* [Task requirements] Restate the entries word for word, omitting nothing.
--- start of Data entries ---
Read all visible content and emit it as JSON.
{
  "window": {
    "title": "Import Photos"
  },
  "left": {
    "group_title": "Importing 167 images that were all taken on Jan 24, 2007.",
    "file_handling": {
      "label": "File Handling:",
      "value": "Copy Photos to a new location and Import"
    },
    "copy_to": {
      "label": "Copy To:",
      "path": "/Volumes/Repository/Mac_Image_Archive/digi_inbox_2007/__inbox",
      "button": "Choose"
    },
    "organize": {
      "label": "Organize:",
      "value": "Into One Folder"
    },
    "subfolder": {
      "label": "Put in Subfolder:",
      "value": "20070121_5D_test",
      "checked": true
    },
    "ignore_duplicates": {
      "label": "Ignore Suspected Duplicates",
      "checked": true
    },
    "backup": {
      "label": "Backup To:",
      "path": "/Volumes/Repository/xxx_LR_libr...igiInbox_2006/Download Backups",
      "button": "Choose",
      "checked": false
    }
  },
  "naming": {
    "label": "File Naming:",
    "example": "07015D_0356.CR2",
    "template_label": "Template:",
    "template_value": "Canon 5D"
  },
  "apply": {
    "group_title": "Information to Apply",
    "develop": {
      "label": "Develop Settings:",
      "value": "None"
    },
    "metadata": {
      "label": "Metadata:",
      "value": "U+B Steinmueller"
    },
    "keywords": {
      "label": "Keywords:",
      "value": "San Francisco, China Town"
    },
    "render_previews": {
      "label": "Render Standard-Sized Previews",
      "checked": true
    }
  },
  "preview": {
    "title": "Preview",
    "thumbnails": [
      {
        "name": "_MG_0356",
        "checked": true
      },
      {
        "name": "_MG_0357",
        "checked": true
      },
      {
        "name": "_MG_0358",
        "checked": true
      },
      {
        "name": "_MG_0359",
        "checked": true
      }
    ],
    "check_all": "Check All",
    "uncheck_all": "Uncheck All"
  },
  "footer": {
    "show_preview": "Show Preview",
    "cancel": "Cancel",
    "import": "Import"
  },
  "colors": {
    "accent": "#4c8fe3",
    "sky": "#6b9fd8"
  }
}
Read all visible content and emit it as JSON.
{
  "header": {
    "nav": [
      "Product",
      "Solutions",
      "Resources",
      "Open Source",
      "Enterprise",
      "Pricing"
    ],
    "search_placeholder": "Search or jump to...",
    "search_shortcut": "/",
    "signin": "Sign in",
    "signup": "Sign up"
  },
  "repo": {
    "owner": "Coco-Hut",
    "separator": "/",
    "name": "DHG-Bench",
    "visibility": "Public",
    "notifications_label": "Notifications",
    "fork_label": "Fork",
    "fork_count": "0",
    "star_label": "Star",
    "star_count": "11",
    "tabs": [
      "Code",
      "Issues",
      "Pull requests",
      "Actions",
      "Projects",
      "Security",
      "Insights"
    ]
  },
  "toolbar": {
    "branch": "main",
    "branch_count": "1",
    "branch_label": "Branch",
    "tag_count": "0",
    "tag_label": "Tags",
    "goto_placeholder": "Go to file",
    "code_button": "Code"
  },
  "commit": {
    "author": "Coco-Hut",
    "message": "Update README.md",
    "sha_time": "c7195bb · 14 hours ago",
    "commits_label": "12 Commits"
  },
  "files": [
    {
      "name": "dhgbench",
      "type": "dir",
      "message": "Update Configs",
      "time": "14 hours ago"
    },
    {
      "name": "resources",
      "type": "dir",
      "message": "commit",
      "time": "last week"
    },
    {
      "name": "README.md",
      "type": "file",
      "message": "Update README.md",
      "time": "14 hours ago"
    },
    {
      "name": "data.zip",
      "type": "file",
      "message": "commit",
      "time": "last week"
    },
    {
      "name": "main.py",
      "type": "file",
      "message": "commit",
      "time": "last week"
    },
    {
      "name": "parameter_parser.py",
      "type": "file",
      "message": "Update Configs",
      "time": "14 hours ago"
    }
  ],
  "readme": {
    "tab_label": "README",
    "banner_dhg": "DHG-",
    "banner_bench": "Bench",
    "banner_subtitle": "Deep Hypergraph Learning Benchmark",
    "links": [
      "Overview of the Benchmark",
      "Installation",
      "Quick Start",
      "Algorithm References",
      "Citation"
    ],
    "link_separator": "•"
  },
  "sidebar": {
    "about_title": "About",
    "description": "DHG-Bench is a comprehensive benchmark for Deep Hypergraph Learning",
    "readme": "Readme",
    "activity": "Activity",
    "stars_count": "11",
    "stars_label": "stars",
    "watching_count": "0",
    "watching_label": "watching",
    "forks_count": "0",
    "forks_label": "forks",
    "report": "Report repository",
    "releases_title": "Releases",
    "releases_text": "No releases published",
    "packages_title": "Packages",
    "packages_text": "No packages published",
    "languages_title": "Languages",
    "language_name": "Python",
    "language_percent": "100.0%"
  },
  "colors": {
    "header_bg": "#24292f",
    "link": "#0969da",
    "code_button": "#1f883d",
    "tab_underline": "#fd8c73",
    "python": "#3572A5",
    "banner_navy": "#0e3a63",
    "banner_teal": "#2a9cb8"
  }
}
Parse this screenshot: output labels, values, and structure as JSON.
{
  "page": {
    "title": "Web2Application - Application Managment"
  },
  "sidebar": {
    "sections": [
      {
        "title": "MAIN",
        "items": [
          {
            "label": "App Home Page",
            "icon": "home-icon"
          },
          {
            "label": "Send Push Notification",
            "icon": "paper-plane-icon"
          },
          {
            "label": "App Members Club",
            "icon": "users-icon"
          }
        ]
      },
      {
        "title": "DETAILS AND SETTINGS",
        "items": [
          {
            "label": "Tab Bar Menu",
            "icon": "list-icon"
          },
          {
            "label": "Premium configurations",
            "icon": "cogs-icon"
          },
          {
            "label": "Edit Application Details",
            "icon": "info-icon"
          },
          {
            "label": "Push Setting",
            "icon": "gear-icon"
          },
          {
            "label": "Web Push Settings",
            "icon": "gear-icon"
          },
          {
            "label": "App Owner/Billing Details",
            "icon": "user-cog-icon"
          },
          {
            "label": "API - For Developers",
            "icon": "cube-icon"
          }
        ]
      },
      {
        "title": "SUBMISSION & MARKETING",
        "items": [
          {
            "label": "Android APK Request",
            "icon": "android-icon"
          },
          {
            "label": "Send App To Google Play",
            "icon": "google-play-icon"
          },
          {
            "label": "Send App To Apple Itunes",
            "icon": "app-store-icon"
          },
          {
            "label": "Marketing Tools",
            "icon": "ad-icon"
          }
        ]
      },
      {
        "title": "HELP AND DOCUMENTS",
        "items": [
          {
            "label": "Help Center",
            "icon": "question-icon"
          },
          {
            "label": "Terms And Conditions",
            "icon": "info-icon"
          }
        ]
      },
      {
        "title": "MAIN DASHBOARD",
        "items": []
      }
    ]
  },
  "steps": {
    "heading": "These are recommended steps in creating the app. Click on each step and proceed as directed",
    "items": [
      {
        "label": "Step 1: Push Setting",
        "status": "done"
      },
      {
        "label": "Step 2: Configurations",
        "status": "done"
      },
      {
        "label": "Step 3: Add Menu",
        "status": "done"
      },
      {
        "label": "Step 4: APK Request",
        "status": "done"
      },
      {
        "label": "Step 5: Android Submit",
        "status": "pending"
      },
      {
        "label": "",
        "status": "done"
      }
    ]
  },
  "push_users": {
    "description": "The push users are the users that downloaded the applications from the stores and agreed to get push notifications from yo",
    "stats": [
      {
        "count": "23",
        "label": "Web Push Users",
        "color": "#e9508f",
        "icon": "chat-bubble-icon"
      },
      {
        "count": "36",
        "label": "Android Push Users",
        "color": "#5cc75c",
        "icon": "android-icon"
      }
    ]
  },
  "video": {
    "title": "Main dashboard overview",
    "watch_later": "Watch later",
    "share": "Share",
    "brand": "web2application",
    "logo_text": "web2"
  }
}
--- end of Data entries ---
* [Result below]
Read all visible content and emit it as JSON.
{
  "window": {
    "title": "Import Photos"
  },
  "left": {
    "group_title": "Importing 167 images that were all taken on Jan 24, 2007.",
    "file_handling": {
      "label": "File Handling:",
      "value": "Copy Photos to a new location and Import"
    },
    "copy_to": {
      "label": "Copy To:",
      "path": "/Volumes/Repository/Mac_Image_Archive/digi_inbox_2007/__inbox",
      "button": "Choose"
    },
    "organize": {
      "label": "Organize:",
      "value": "Into One Folder"
    },
    "subfolder": {
      "label": "Put in Subfolder:",
      "value": "20070121_5D_test",
      "checked": true
    },
    "ignore_duplicates": {
      "label": "Ignore Suspected Duplicates",
      "checked": true
    },
    "backup": {
      "label": "Backup To:",
      "path": "/Volumes/Repository/xxx_LR_libr...igiInbox_2006/Download Backups",
      "button": "Choose",
      "checked": false
    }
  },
  "naming": {
    "label": "File Naming:",
    "example": "07015D_0356.CR2",
    "template_label": "Template:",
    "template_value": "Canon 5D"
  },
  "apply": {
    "group_title": "Information to Apply",
    "develop": {
      "label": "Develop Settings:",
      "value": "None"
    },
    "metadata": {
      "label": "Metadata:",
      "value": "U+B Steinmueller"
    },
    "keywords": {
      "label": "Keywords:",
      "value": "San Francisco, China Town"
    },
    "render_previews": {
      "label": "Render Standard-Sized Previews",
      "checked": true
    }
  },
  "preview": {
    "title": "Preview",
    "thumbnails": [
      {
        "name": "_MG_0356",
        "checked": true
      },
      {
        "name": "_MG_0357",
        "checked": true
      },
      {
        "name": "_MG_0358",
        "checked": true
      },
      {
        "name": "_MG_0359",
        "checked": true
      }
    ],
    "check_all": "Check All",
    "uncheck_all": "Uncheck All"
  },
  "footer": {
    "show_preview": "Show Preview",
    "cancel": "Cancel",
    "import": "Import"
  },
  "colors": {
    "accent": "#4c8fe3",
    "sky": "#6b9fd8"
  }
}
Read all visible content and emit it as JSON.
{
  "header": {
    "nav": [
      "Product",
      "Solutions",
      "Resources",
      "Open Source",
      "Enterprise",
      "Pricing"
    ],
    "search_placeholder": "Search or jump to...",
    "search_shortcut": "/",
    "signin": "Sign in",
    "signup": "Sign up"
  },
  "repo": {
    "owner": "Coco-Hut",
    "separator": "/",
    "name": "DHG-Bench",
    "visibility": "Public",
    "notifications_label": "Notifications",
    "fork_label": "Fork",
    "fork_count": "0",
    "star_label": "Star",
    "star_count": "11",
    "tabs": [
      "Code",
      "Issues",
      "Pull requests",
      "Actions",
      "Projects",
      "Security",
      "Insights"
    ]
  },
  "toolbar": {
    "branch": "main",
    "branch_count": "1",
    "branch_label": "Branch",
    "tag_count": "0",
    "tag_label": "Tags",
    "goto_placeholder": "Go to file",
    "code_button": "Code"
  },
  "commit": {
    "author": "Coco-Hut",
    "message": "Update README.md",
    "sha_time": "c7195bb · 14 hours ago",
    "commits_label": "12 Commits"
  },
  "files": [
    {
      "name": "dhgbench",
      "type": "dir",
      "message": "Update Configs",
      "time": "14 hours ago"
    },
    {
      "name": "resources",
      "type": "dir",
      "message": "commit",
      "time": "last week"
    },
    {
      "name": "README.md",
      "type": "file",
      "message": "Update README.md",
      "time": "14 hours ago"
    },
    {
      "name": "data.zip",
      "type": "file",
      "message": "commit",
      "time": "last week"
    },
    {
      "name": "main.py",
      "type": "file",
      "message": "commit",
      "time": "last week"
    },
    {
      "name": "parameter_parser.py",
      "type": "file",
      "message": "Update Configs",
      "time": "14 hours ago"
    }
  ],
  "readme": {
    "tab_label": "README",
    "banner_dhg": "DHG-",
    "banner_bench": "Bench",
    "banner_subtitle": "Deep Hypergraph Learning Benchmark",
    "links": [
      "Overview of the Benchmark",
      "Installation",
      "Quick Start",
      "Algorithm References",
      "Citation"
    ],
    "link_separator": "•"
  },
  "sidebar": {
    "about_title": "About",
    "description": "DHG-Bench is a comprehensive benchmark for Deep Hypergraph Learning",
    "readme": "Readme",
    "activity": "Activity",
    "stars_count": "11",
    "stars_label": "stars",
    "watching_count": "0",
    "watching_label": "watching",
    "forks_count": "0",
    "forks_label": "forks",
    "report": "Report repository",
    "releases_title": "Releases",
    "releases_text": "No releases published",
    "packages_title": "Packages",
    "packages_text": "No packages published",
    "languages_title": "Languages",
    "language_name": "Python",
    "language_percent": "100.0%"
  },
  "colors": {
    "header_bg": "#24292f",
    "link": "#0969da",
    "code_button": "#1f883d",
    "tab_underline": "#fd8c73",
    "python": "#3572A5",
    "banner_navy": "#0e3a63",
    "banner_teal": "#2a9cb8"
  }
}
Parse this screenshot: output labels, values, and structure as JSON.
{
  "page": {
    "title": "Web2Application - Application Managment"
  },
  "sidebar": {
    "sections": [
      {
        "title": "MAIN",
        "items": [
          {
            "label": "App Home Page",
            "icon": "home-icon"
          },
          {
            "label": "Send Push Notification",
            "icon": "paper-plane-icon"
          },
          {
            "label": "App Members Club",
            "icon": "users-icon"
          }
        ]
      },
      {
        "title": "DETAILS AND SETTINGS",
        "items": [
          {
            "label": "Tab Bar Menu",
            "icon": "list-icon"
          },
          {
            "label": "Premium configurations",
            "icon": "cogs-icon"
          },
          {
            "label": "Edit Application Details",
            "icon": "info-icon"
          },
          {
            "label": "Push Setting",
            "icon": "gear-icon"
          },
          {
            "label": "Web Push Settings",
            "icon": "gear-icon"
          },
          {
            "label": "App Owner/Billing Details",
            "icon": "user-cog-icon"
          },
          {
            "label": "API - For Developers",
            "icon": "cube-icon"
          }
        ]
      },
      {
        "title": "SUBMISSION & MARKETING",
        "items": [
          {
            "label": "Android APK Request",
            "icon": "android-icon"
          },
          {
            "label": "Send App To Google Play",
            "icon": "google-play-icon"
          },
          {
            "label": "Send App To Apple Itunes",
            "icon": "app-store-icon"
          },
          {
            "label": "Marketing Tools",
            "icon": "ad-icon"
          }
        ]
      },
      {
        "title": "HELP AND DOCUMENTS",
        "items": [
          {
            "label": "Help Center",
            "icon": "question-icon"
          },
          {
            "label": "Terms And Conditions",
            "icon": "info-icon"
          }
        ]
      },
      {
        "title": "MAIN DASHBOARD",
        "items": []
      }
    ]
  },
  "steps": {
    "heading": "These are recommended steps in creating the app. Click on each step and proceed as directed",
    "items": [
      {
        "label": "Step 1: Push Setting",
        "status": "done"
      },
      {
        "label": "Step 2: Configurations",
        "status": "done"
      },
      {
        "label": "Step 3: Add Menu",
        "status": "done"
      },
      {
        "label": "Step 4: APK Request",
        "status": "done"
      },
      {
        "label": "Step 5: Android Submit",
        "status": "pending"
      },
      {
        "label": "",
        "status": "done"
      }
    ]
  },
  "push_users": {
    "description": "The push users are the users that downloaded the applications from the stores and agreed to get push notifications from yo",
    "stats": [
      {
        "count": "23",
        "label": "Web Push Users",
        "color": "#e9508f",
        "icon": "chat-bubble-icon"
      },
      {
        "count": "36",
        "label": "Android Push Users",
        "color": "#5cc75c",
        "icon": "android-icon"
      }
    ]
  },
  "video": {
    "title": "Main dashboard overview",
    "watch_later": "Watch later",
    "share": "Share",
    "brand": "web2application",
    "logo_text": "web2"
  }
}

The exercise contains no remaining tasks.